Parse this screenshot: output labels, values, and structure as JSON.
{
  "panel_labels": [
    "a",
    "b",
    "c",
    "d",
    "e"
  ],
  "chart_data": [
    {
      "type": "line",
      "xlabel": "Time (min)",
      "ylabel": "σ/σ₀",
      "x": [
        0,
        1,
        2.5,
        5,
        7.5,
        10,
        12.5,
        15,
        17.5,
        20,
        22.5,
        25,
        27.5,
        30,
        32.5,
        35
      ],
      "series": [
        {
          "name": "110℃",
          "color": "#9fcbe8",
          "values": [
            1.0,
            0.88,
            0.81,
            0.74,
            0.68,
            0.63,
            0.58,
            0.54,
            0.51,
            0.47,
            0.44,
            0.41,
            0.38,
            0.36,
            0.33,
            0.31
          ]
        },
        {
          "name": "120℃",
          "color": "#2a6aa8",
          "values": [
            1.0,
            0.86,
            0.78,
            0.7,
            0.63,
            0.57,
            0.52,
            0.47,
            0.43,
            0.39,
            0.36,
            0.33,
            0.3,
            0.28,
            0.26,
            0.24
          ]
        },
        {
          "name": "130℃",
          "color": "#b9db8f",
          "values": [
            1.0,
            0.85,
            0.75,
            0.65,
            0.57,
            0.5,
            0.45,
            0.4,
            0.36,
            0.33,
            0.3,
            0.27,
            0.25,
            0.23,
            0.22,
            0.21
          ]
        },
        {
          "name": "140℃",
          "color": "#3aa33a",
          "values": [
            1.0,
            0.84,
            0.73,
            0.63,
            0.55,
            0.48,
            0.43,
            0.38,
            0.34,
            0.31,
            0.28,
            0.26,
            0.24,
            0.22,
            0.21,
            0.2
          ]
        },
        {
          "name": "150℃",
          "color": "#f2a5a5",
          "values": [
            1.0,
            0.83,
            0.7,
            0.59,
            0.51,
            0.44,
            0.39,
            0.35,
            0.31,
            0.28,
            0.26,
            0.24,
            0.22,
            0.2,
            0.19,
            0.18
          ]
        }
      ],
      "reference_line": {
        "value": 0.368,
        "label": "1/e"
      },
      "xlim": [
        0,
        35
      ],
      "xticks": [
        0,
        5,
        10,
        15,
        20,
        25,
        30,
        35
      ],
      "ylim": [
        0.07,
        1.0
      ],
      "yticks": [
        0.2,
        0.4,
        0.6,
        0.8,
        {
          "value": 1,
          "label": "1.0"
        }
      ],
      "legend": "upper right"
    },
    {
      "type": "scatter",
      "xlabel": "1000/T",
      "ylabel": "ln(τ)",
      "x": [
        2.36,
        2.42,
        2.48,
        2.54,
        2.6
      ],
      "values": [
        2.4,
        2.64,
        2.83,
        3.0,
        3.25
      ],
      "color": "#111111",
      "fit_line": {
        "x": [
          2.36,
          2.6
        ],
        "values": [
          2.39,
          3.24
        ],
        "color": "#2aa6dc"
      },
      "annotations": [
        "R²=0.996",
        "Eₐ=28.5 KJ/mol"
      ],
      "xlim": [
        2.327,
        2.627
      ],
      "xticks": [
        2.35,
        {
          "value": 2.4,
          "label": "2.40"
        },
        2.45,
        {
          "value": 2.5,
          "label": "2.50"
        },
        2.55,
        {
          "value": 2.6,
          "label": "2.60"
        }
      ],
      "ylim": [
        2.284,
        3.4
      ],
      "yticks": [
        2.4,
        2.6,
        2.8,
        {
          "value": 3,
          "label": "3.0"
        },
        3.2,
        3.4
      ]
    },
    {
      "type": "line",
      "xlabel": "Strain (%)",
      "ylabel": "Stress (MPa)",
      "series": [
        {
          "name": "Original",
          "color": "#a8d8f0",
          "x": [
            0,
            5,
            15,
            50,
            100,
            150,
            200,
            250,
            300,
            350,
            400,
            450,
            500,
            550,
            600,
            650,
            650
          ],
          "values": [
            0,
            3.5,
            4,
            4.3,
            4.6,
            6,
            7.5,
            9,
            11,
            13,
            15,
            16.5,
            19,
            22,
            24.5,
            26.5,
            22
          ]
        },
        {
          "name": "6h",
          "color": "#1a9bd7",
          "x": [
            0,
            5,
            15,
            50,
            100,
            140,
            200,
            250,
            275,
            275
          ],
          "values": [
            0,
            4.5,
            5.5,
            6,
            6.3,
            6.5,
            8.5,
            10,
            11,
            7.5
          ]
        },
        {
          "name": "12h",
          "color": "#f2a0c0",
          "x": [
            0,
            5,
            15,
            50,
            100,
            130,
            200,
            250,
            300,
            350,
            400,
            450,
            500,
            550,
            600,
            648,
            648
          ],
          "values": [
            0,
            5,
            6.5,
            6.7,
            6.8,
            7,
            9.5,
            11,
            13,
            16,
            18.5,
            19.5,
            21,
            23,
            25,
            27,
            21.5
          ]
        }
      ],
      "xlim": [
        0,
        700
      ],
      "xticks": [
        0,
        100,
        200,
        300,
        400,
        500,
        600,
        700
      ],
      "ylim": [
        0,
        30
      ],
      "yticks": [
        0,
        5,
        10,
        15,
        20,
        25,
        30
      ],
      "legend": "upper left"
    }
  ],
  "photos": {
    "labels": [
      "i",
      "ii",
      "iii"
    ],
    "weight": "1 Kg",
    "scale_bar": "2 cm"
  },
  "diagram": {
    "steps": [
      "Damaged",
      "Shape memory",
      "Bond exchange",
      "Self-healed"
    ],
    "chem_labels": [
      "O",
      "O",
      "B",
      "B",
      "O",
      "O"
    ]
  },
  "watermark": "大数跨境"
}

### CHALLENGE:
Take the entries above and copy them out exactly.

### WRITTEN RESPONSE:
Parse this screenshot: output labels, values, and structure as JSON.
{
  "panel_labels": [
    "a",
    "b",
    "c",
    "d",
    "e"
  ],
  "chart_data": [
    {
      "type": "line",
      "xlabel": "Time (min)",
      "ylabel": "σ/σ₀",
      "x": [
        0,
        1,
        2.5,
        5,
        7.5,
        10,
        12.5,
        15,
        17.5,
        20,
        22.5,
        25,
        27.5,
        30,
        32.5,
        35
      ],
      "series": [
        {
          "name": "110℃",
          "color": "#9fcbe8",
          "values": [
            1.0,
            0.88,
            0.81,
            0.74,
            0.68,
            0.63,
            0.58,
            0.54,
            0.51,
            0.47,
            0.44,
            0.41,
            0.38,
            0.36,
            0.33,
            0.31
          ]
        },
        {
          "name": "120℃",
          "color": "#2a6aa8",
          "values": [
            1.0,
            0.86,
            0.78,
            0.7,
            0.63,
            0.57,
            0.52,
            0.47,
            0.43,
            0.39,
            0.36,
            0.33,
            0.3,
            0.28,
            0.26,
            0.24
          ]
        },
        {
          "name": "130℃",
          "color": "#b9db8f",
          "values": [
            1.0,
            0.85,
            0.75,
            0.65,
            0.57,
            0.5,
            0.45,
            0.4,
            0.36,
            0.33,
            0.3,
            0.27,
            0.25,
            0.23,
            0.22,
            0.21
          ]
        },
        {
          "name": "140℃",
          "color": "#3aa33a",
          "values": [
            1.0,
            0.84,
            0.73,
            0.63,
            0.55,
            0.48,
            0.43,
            0.38,
            0.34,
            0.31,
            0.28,
            0.26,
            0.24,
            0.22,
            0.21,
            0.2
          ]
        },
        {
          "name": "150℃",
          "color": "#f2a5a5",
          "values": [
            1.0,
            0.83,
            0.7,
            0.59,
            0.51,
            0.44,
            0.39,
            0.35,
            0.31,
            0.28,
            0.26,
            0.24,
            0.22,
            0.2,
            0.19,
            0.18
          ]
        }
      ],
      "reference_line": {
        "value": 0.368,
        "label": "1/e"
      },
      "xlim": [
        0,
        35
      ],
      "xticks": [
        0,
        5,
        10,
        15,
        20,
        25,
        30,
        35
      ],
      "ylim": [
        0.07,
        1.0
      ],
      "yticks": [
        0.2,
        0.4,
        0.6,
        0.8,
        {
          "value": 1,
          "label": "1.0"
        }
      ],
      "legend": "upper right"
    },
    {
      "type": "scatter",
      "xlabel": "1000/T",
      "ylabel": "ln(τ)",
      "x": [
        2.36,
        2.42,
        2.48,
        2.54,
        2.6
      ],
      "values": [
        2.4,
        2.64,
        2.83,
        3.0,
        3.25
      ],
      "color": "#111111",
      "fit_line": {
        "x": [
          2.36,
          2.6
        ],
        "values": [
          2.39,
          3.24
        ],
        "color": "#2aa6dc"
      },
      "annotations": [
        "R²=0.996",
        "Eₐ=28.5 KJ/mol"
      ],
      "xlim": [
        2.327,
        2.627
      ],
      "xticks": [
        2.35,
        {
          "value": 2.4,
          "label": "2.40"
        },
        2.45,
        {
          "value": 2.5,
          "label": "2.50"
        },
        2.55,
        {
          "value": 2.6,
          "label": "2.60"
        }
      ],
      "ylim": [
        2.284,
        3.4
      ],
      "yticks": [
        2.4,
        2.6,
        2.8,
        {
          "value": 3,
          "label": "3.0"
        },
        3.2,
        3.4
      ]
    },
    {
      "type": "line",
      "xlabel": "Strain (%)",
      "ylabel": "Stress (MPa)",
      "series": [
        {
          "name": "Original",
          "color": "#a8d8f0",
          "x": [
            0,
            5,
            15,
            50,
            100,
            150,
            200,
            250,
            300,
            350,
            400,
            450,
            500,
            550,
            600,
            650,
            650
          ],
          "values": [
            0,
            3.5,
            4,
            4.3,
            4.6,
            6,
            7.5,
            9,
            11,
            13,
            15,
            16.5,
            19,
            22,
            24.5,
            26.5,
            22
          ]
        },
        {
          "name": "6h",
          "color": "#1a9bd7",
          "x": [
            0,
            5,
            15,
            50,
            100,
            140,
            200,
            250,
            275,
            275
          ],
          "values": [
            0,
            4.5,
            5.5,
            6,
            6.3,
            6.5,
            8.5,
            10,
            11,
            7.5
          ]
        },
        {
          "name": "12h",
          "color": "#f2a0c0",
          "x": [
            0,
            5,
            15,
            50,
            100,
            130,
            200,
            250,
            300,
            350,
            400,
            450,
            500,
            550,
            600,
            648,
            648
          ],
          "values": [
            0,
            5,
            6.5,
            6.7,
            6.8,
            7,
            9.5,
            11,
            13,
            16,
            18.5,
            19.5,
            21,
            23,
            25,
            27,
            21.5
          ]
        }
      ],
      "xlim": [
        0,
        700
      ],
      "xticks": [
        0,
        100,
        200,
        300,
        400,
        500,
        600,
        700
      ],
      "ylim": [
        0,
        30
      ],
      "yticks": [
        0,
        5,
        10,
        15,
        20,
        25,
        30
      ],
      "legend": "upper left"
    }
  ],
  "photos": {
    "labels": [
      "i",
      "ii",
      "iii"
    ],
    "weight": "1 Kg",
    "scale_bar": "2 cm"
  },
  "diagram": {
    "steps": [
      "Damaged",
      "Shape memory",
      "Bond exchange",
      "Self-healed"
    ],
    "chem_labels": [
      "O",
      "O",
      "B",
      "B",
      "O",
      "O"
    ]
  },
  "watermark": "大数跨境"
}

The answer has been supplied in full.